In the listing, copy out word for word every line from the one containing "category-labels: WP IO" through the one containing "mean-point xyxy=(962,1208,988,1234)", both of those lines included.

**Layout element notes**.
+===+

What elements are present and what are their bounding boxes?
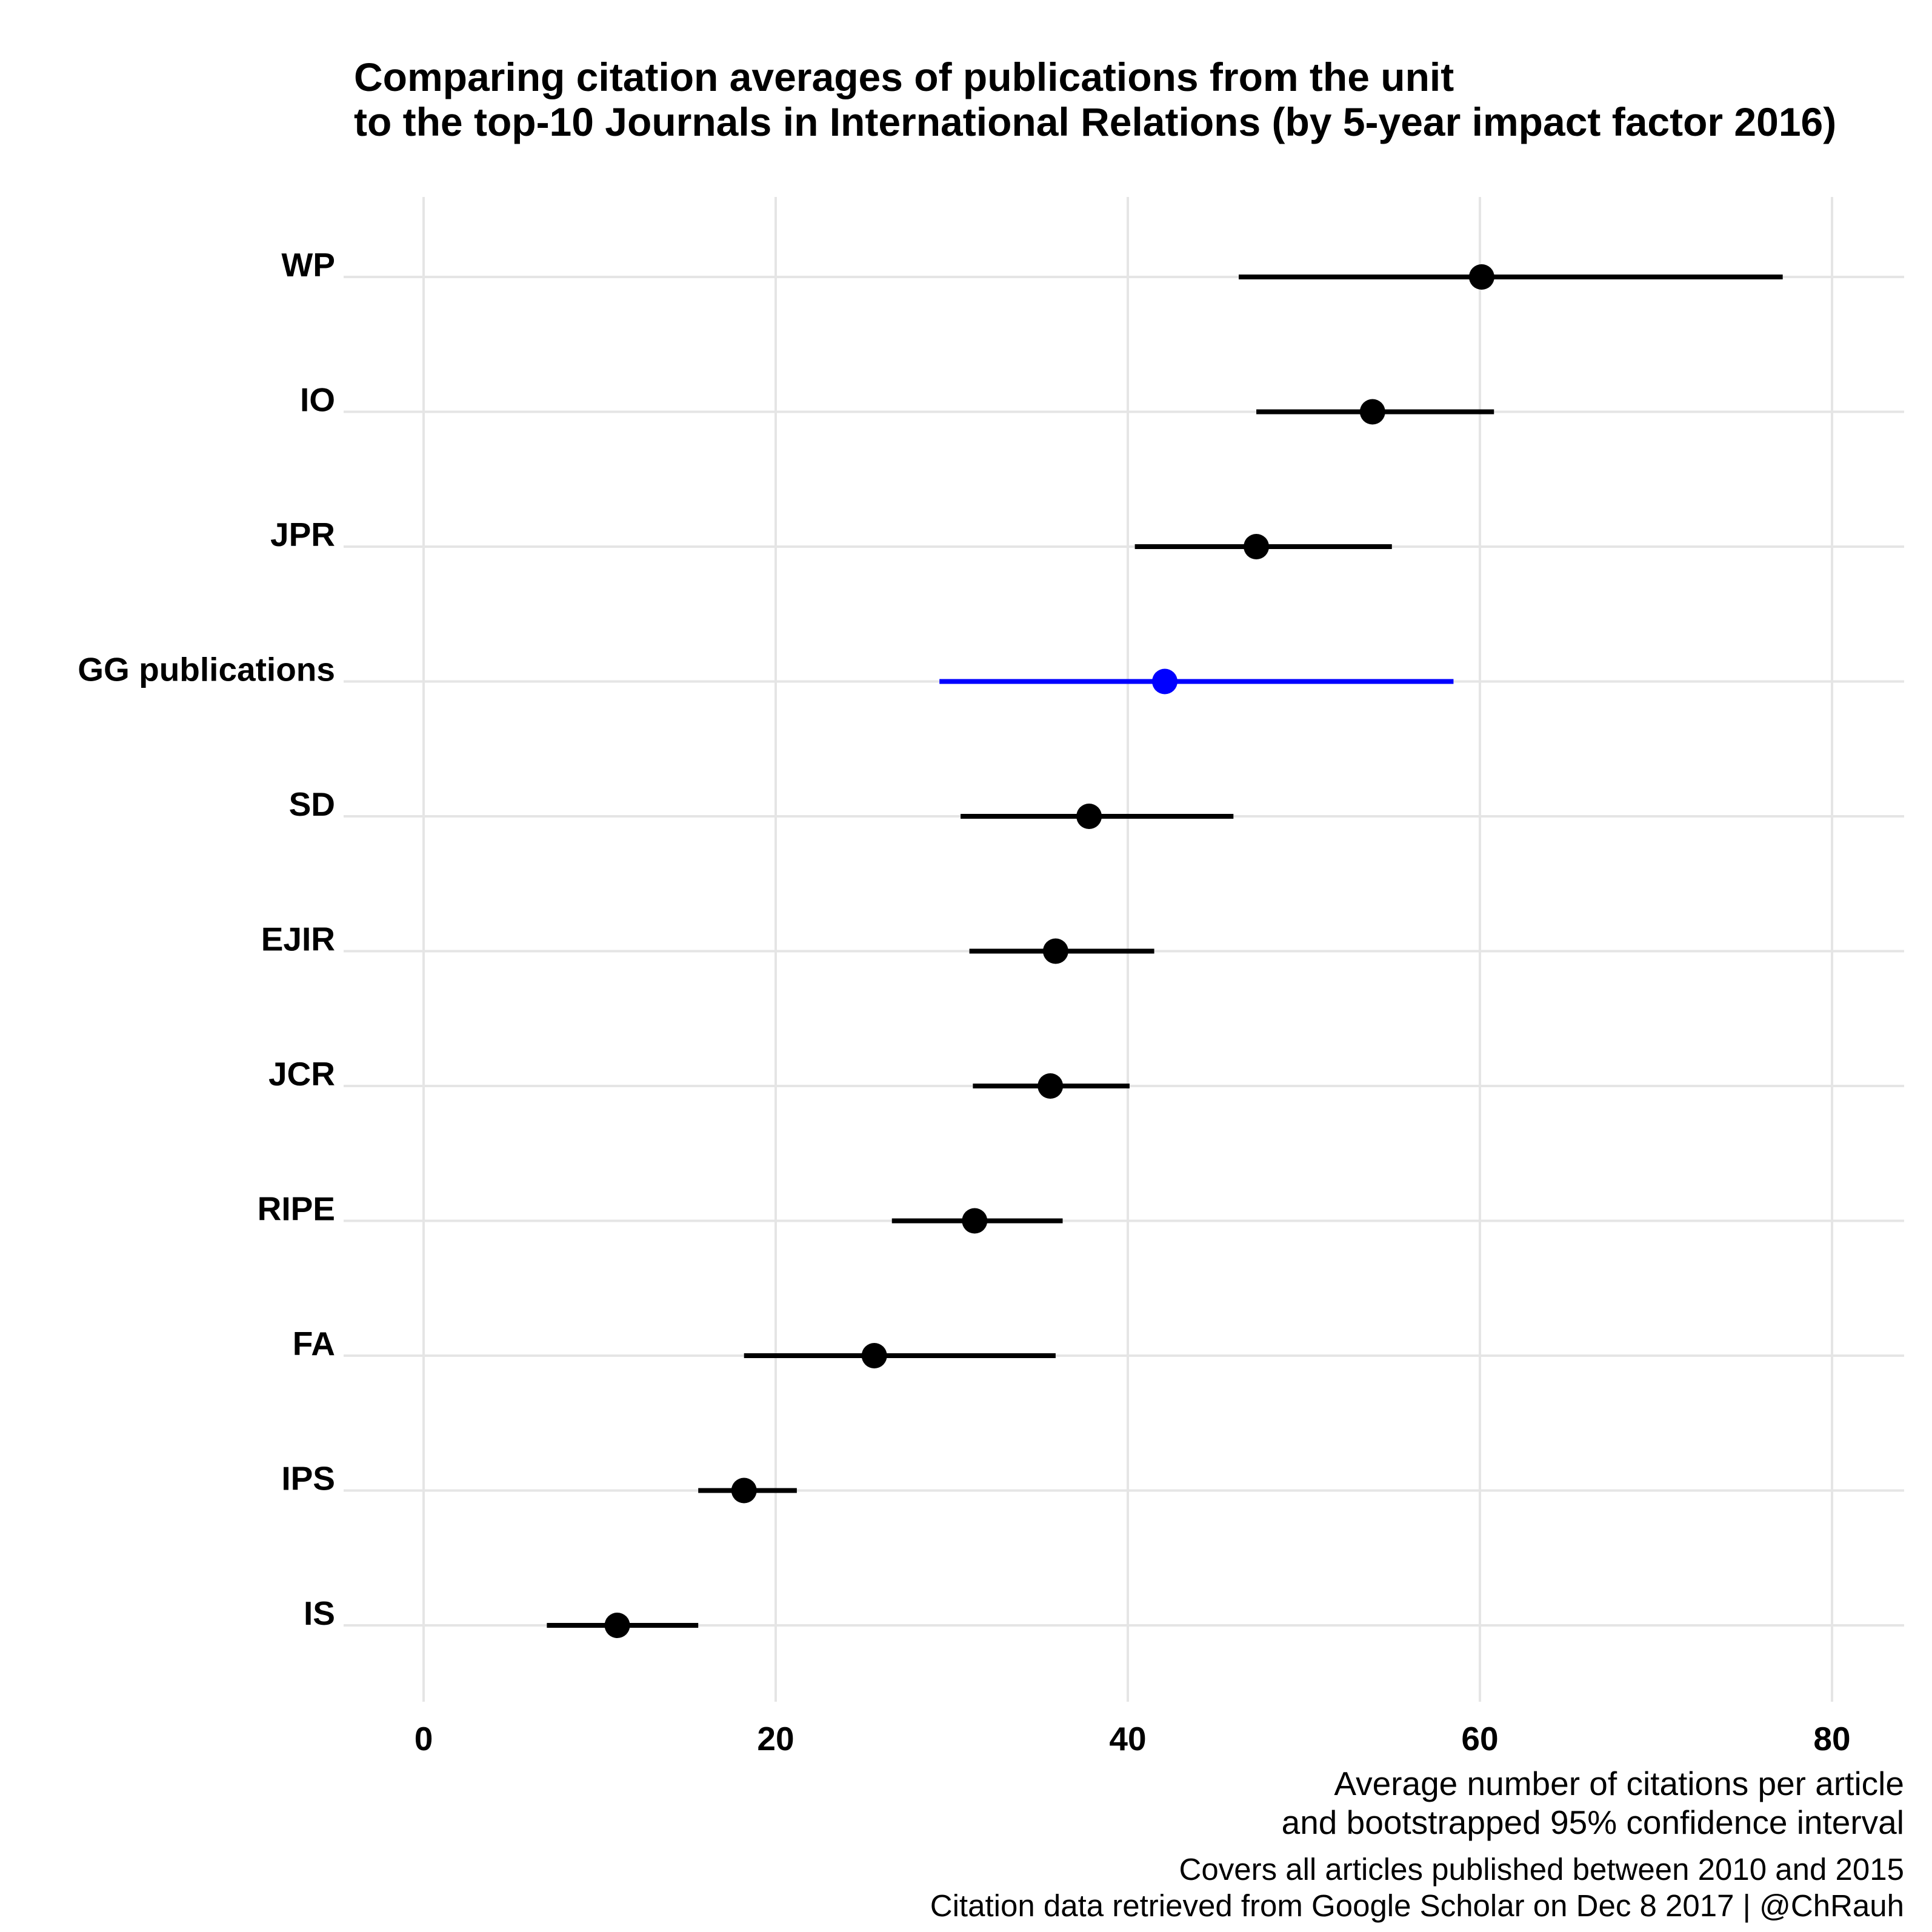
category-labels: WP IO JPR GG publications SD EJIR JCR RIPE FA IPS… xyxy=(78,246,335,1632)
category-label: IPS xyxy=(281,1460,335,1497)
x-tick-label: 20 xyxy=(757,1720,794,1757)
category-label: JPR xyxy=(270,516,335,553)
x-axis-label-line-1: Average number of citations per article xyxy=(1334,1765,1904,1802)
mean-point xyxy=(604,1613,630,1638)
x-axis-tick-labels: 0 20 40 60 80 xyxy=(415,1720,1851,1757)
mean-point xyxy=(1359,399,1385,425)
mean-point xyxy=(1042,938,1068,964)
chart-title-line-1: Comparing citation averages of publicati… xyxy=(354,55,1454,99)
caption-line-1: Covers all articles published between 20… xyxy=(1179,1852,1904,1887)
mean-point xyxy=(1152,668,1178,695)
mean-point xyxy=(1468,264,1494,290)
caption-line-2: Citation data retrieved from Google Scho… xyxy=(930,1888,1904,1923)
mean-point xyxy=(861,1343,887,1368)
category-label: RIPE xyxy=(258,1190,335,1228)
mean-point xyxy=(1244,534,1270,559)
chart-title-line-2: to the top-10 Journals in International … xyxy=(354,99,1836,144)
category-label: GG publications xyxy=(78,651,335,688)
mean-point xyxy=(1038,1073,1064,1099)
category-label: IS xyxy=(304,1594,335,1632)
x-axis-label-line-2: and bootstrapped 95% confidence interval xyxy=(1282,1804,1904,1841)
x-tick-label: 40 xyxy=(1109,1720,1146,1757)
x-tick-label: 60 xyxy=(1461,1720,1498,1757)
x-tick-label: 0 xyxy=(415,1720,433,1757)
mean-point xyxy=(731,1477,757,1504)
category-label: WP xyxy=(281,246,335,284)
mean-points xyxy=(604,264,1494,1638)
mean-point xyxy=(1076,804,1102,829)
category-label: IO xyxy=(300,381,335,419)
mean-point xyxy=(962,1208,988,1234)
horizontal-gridlines xyxy=(344,276,1904,1627)
category-label: FA xyxy=(293,1325,335,1362)
category-label: EJIR xyxy=(261,921,335,958)
x-tick-label: 80 xyxy=(1813,1720,1850,1757)
category-label: SD xyxy=(289,785,335,823)
category-label: JCR xyxy=(268,1055,335,1093)
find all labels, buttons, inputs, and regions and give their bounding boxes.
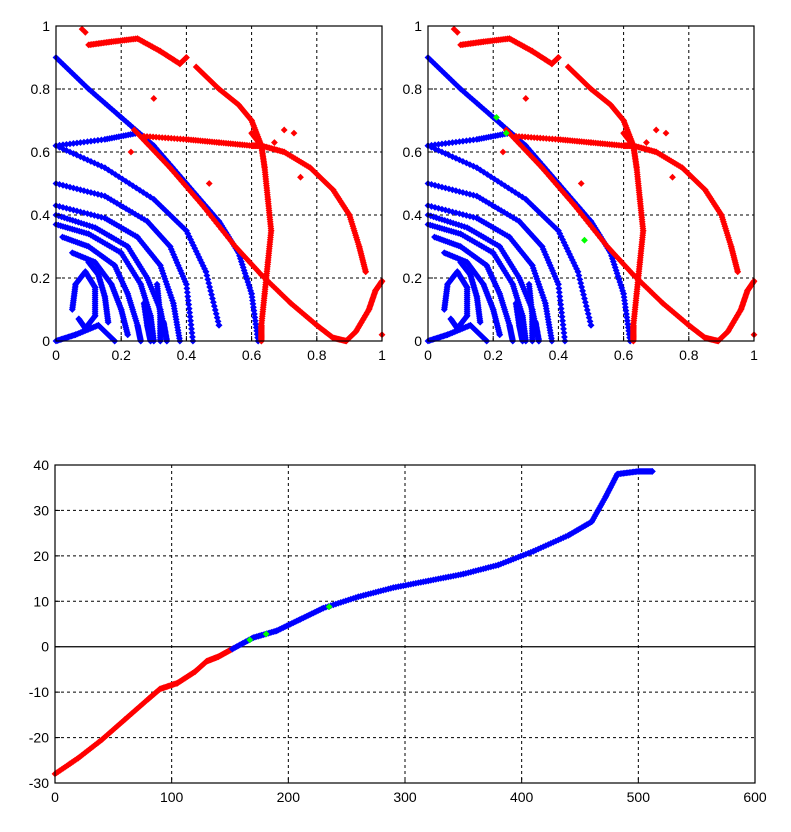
- data-point: [555, 289, 563, 296]
- x-tick-label: 600: [743, 789, 767, 805]
- data-point: [183, 284, 191, 292]
- y-tick-label: 40: [33, 457, 49, 473]
- y-tick-label: 20: [33, 548, 49, 564]
- x-tick-label: 0.8: [679, 347, 699, 363]
- y-tick-label: -20: [29, 730, 49, 746]
- data-point: [183, 289, 191, 296]
- x-tick-label: 500: [627, 789, 651, 805]
- data-point: [581, 236, 588, 244]
- x-tick-label: 400: [510, 789, 534, 805]
- y-tick-label: 0.2: [31, 270, 51, 286]
- x-tick-label: 0.4: [177, 347, 197, 363]
- data-point: [215, 321, 223, 329]
- data-point: [186, 309, 194, 317]
- data-point: [560, 325, 567, 333]
- data-point: [187, 317, 194, 325]
- data-point: [186, 313, 194, 321]
- data-point: [558, 309, 566, 317]
- y-tick-label: 0: [42, 333, 50, 349]
- y-tick-label: 0.8: [403, 81, 423, 97]
- axes-box: [55, 25, 383, 342]
- data-point: [499, 148, 507, 156]
- x-tick-label: 0: [52, 347, 60, 363]
- y-tick-label: 0.6: [31, 144, 51, 160]
- data-point: [188, 329, 196, 337]
- y-tick-label: 0.8: [31, 81, 51, 97]
- y-tick-label: 30: [33, 502, 49, 518]
- data-point: [297, 173, 304, 181]
- line-bottom-axes: 0 100 200 300 400 500 600 -30 -20 -10 0 10 20 30 40: [29, 457, 767, 805]
- data-point: [184, 297, 192, 304]
- data-point: [185, 305, 193, 312]
- x-tick-label: 0.6: [614, 347, 634, 363]
- x-tick-label: 100: [160, 789, 184, 805]
- x-tick-label: 200: [277, 789, 301, 805]
- data-point: [577, 180, 585, 187]
- y-tick-label: -30: [29, 775, 49, 791]
- data-point: [127, 148, 135, 156]
- x-tick-label: 0: [424, 347, 432, 363]
- data-point: [184, 293, 192, 300]
- y-tick-label: 0.6: [403, 144, 423, 160]
- y-tick-label: 0.2: [403, 270, 423, 286]
- data-point: [183, 280, 190, 288]
- data-point: [522, 95, 530, 102]
- data-point: [652, 126, 660, 134]
- y-tick-label: 10: [33, 593, 49, 609]
- x-tick-label: 0: [51, 789, 59, 805]
- data-point: [185, 301, 193, 308]
- data-point: [104, 318, 112, 326]
- data-point: [556, 293, 564, 300]
- data-point: [257, 142, 265, 150]
- x-tick-label: 0.6: [242, 347, 262, 363]
- x-tick-label: 0.8: [307, 347, 327, 363]
- data-point: [662, 129, 670, 137]
- x-tick-label: 1: [750, 347, 758, 363]
- y-tick-label: -10: [29, 684, 49, 700]
- data-point: [669, 173, 676, 181]
- data-point: [557, 305, 565, 312]
- data-point: [643, 139, 650, 146]
- x-tick-label: 0.2: [483, 347, 503, 363]
- data-point: [559, 321, 567, 329]
- y-tick-label: 0: [41, 639, 49, 655]
- data-point: [362, 268, 370, 276]
- x-tick-label: 1: [378, 347, 386, 363]
- data-point: [290, 129, 298, 137]
- data-point: [280, 126, 288, 134]
- data-point: [271, 139, 278, 146]
- y-tick-label: 1: [42, 18, 50, 34]
- data-point: [188, 325, 195, 333]
- data-point: [81, 28, 89, 36]
- data-point: [150, 95, 158, 102]
- y-tick-label: 0.4: [403, 207, 423, 223]
- y-tick-label: 1: [414, 18, 422, 34]
- data-point: [205, 180, 213, 187]
- data-point: [187, 321, 195, 329]
- scatter-left-axes: 0 0.2 0.4 0.6 0.8 1 0 0.2 0.4 0.6 0.8 1: [31, 18, 387, 363]
- y-tick-label: 0: [414, 333, 422, 349]
- scatter-right-axes: 0 0.2 0.4 0.6 0.8 1 0 0.2 0.4 0.6 0.8 1: [403, 18, 759, 363]
- y-tick-label: 0.4: [31, 207, 51, 223]
- x-tick-label: 0.4: [549, 347, 569, 363]
- x-tick-label: 0.2: [111, 347, 131, 363]
- x-tick-label: 300: [393, 789, 417, 805]
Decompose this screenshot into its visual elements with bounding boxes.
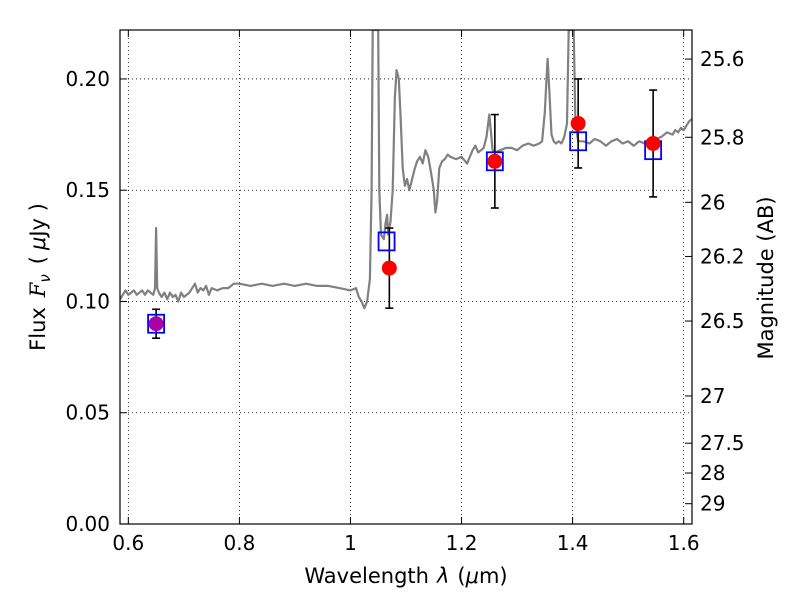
x-axis-label-unit-open: ( [457,564,465,588]
x-axis-label-unit-mu: μ [465,564,479,588]
y-tick-label: 0.20 [65,67,110,91]
x-axis-label-unit-rest: m) [479,564,508,588]
y-axis-label-unit-mu: μ [26,237,50,251]
y-tick-label: 0.10 [65,289,110,313]
mag-tick-label: 25.8 [700,125,745,149]
y-axis-label-symbol: F [26,281,50,298]
model-photometry-square [569,131,588,152]
x-tick-label: 1.4 [557,531,589,555]
observed-point [381,260,397,276]
y-tick-label: 0.15 [65,178,110,202]
axis-ticks [120,30,692,525]
x-tick-label: 1.6 [668,531,700,555]
observed-point [487,153,503,169]
mag-tick-label: 26 [700,190,725,214]
y-axis-label-unit-rest: Jy ) [26,203,50,239]
y-axis-label-text: Flux [26,307,50,351]
mag-tick-label: 25.6 [700,47,745,71]
y-tick-label: 0.05 [65,401,110,425]
model-photometry-square [147,313,165,334]
x-tick-label: 1 [344,531,357,555]
model-photometry-square [485,151,504,172]
x-axis-label-symbol: λ [436,564,449,588]
y2-axis-label: Magnitude (AB) [754,196,778,359]
x-axis-label: Wavelength λ (μm) [304,564,507,588]
observed-point [645,135,661,151]
x-tick-label: 0.6 [112,531,144,555]
observed-point [570,115,586,131]
mag-tick-label: 27.5 [700,431,745,455]
model-photometry-square [377,231,396,252]
spectrum-line [120,30,692,310]
mag-tick-label: 26.2 [700,244,745,268]
mag-tick-label: 27 [700,384,725,408]
mag-tick-label: 26.5 [700,309,745,333]
y-axis-label: Flux Fν ( μJy ) [26,203,54,351]
y-tick-label: 0.00 [65,512,110,536]
y-axis-label-unit-open: ( [26,256,50,264]
axis-tick-labels: 0.6 0.8 1 1.2 1.4 1.6 0.00 0.05 0.10 0.15 0.20 25.6… [65,47,744,555]
x-tick-label: 1.2 [446,531,478,555]
x-tick-label: 0.8 [223,531,255,555]
plot-frame [119,29,693,525]
y-axis-label-subscript: ν [36,274,54,282]
observed-photometry-markers [148,115,661,332]
model-photometry-markers [147,131,663,334]
observed-point [148,316,164,332]
mag-tick-label: 29 [700,492,725,516]
mag-tick-label: 28 [700,461,725,485]
x-axis-label-text: Wavelength [304,564,429,588]
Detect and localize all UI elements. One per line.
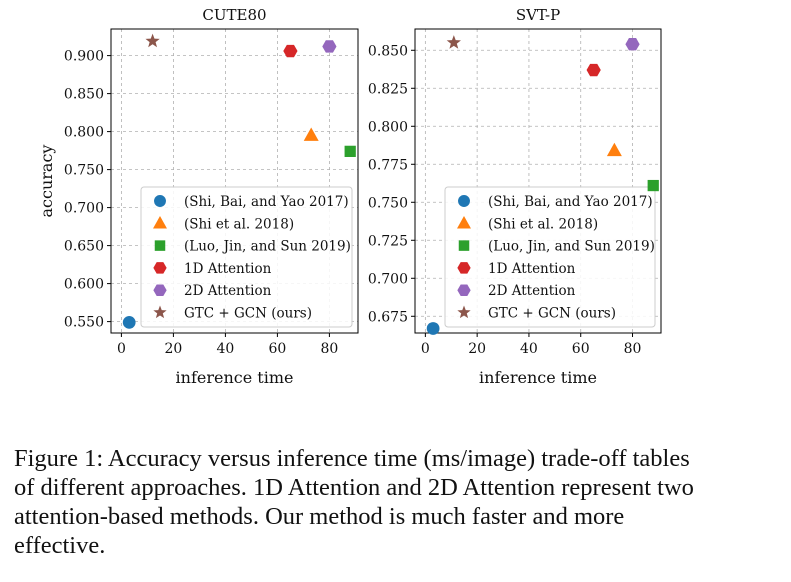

+===+

**THE RESULT**.
category-labels: WP IO JPR GG publications SD EJIR JCR RIPE FA IPS… xyxy=(78,246,335,1632)
category-label: IPS xyxy=(281,1460,335,1497)
x-tick-label: 20 xyxy=(757,1720,794,1757)
category-label: JPR xyxy=(270,516,335,553)
x-axis-label-line-1: Average number of citations per article xyxy=(1334,1765,1904,1802)
mean-point xyxy=(604,1613,630,1638)
x-axis-tick-labels: 0 20 40 60 80 xyxy=(415,1720,1851,1757)
mean-point xyxy=(1359,399,1385,425)
mean-point xyxy=(1042,938,1068,964)
chart-title-line-1: Comparing citation averages of publicati… xyxy=(354,55,1454,99)
caption-line-1: Covers all articles published between 20… xyxy=(1179,1852,1904,1887)
mean-point xyxy=(1152,668,1178,695)
mean-point xyxy=(1468,264,1494,290)
caption-line-2: Citation data retrieved from Google Scho… xyxy=(930,1888,1904,1923)
mean-point xyxy=(861,1343,887,1368)
category-label: RIPE xyxy=(258,1190,335,1228)
mean-point xyxy=(1244,534,1270,559)
chart-title-line-2: to the top-10 Journals in International … xyxy=(354,99,1836,144)
category-label: GG publications xyxy=(78,651,335,688)
mean-point xyxy=(1038,1073,1064,1099)
category-label: IS xyxy=(304,1594,335,1632)
x-axis-label-line-2: and bootstrapped 95% confidence interval xyxy=(1282,1804,1904,1841)
x-tick-label: 40 xyxy=(1109,1720,1146,1757)
x-tick-label: 60 xyxy=(1461,1720,1498,1757)
x-tick-label: 0 xyxy=(415,1720,433,1757)
mean-point xyxy=(731,1477,757,1504)
category-label: WP xyxy=(281,246,335,284)
mean-points xyxy=(604,264,1494,1638)
mean-point xyxy=(1076,804,1102,829)
category-label: IO xyxy=(300,381,335,419)
mean-point xyxy=(962,1208,988,1234)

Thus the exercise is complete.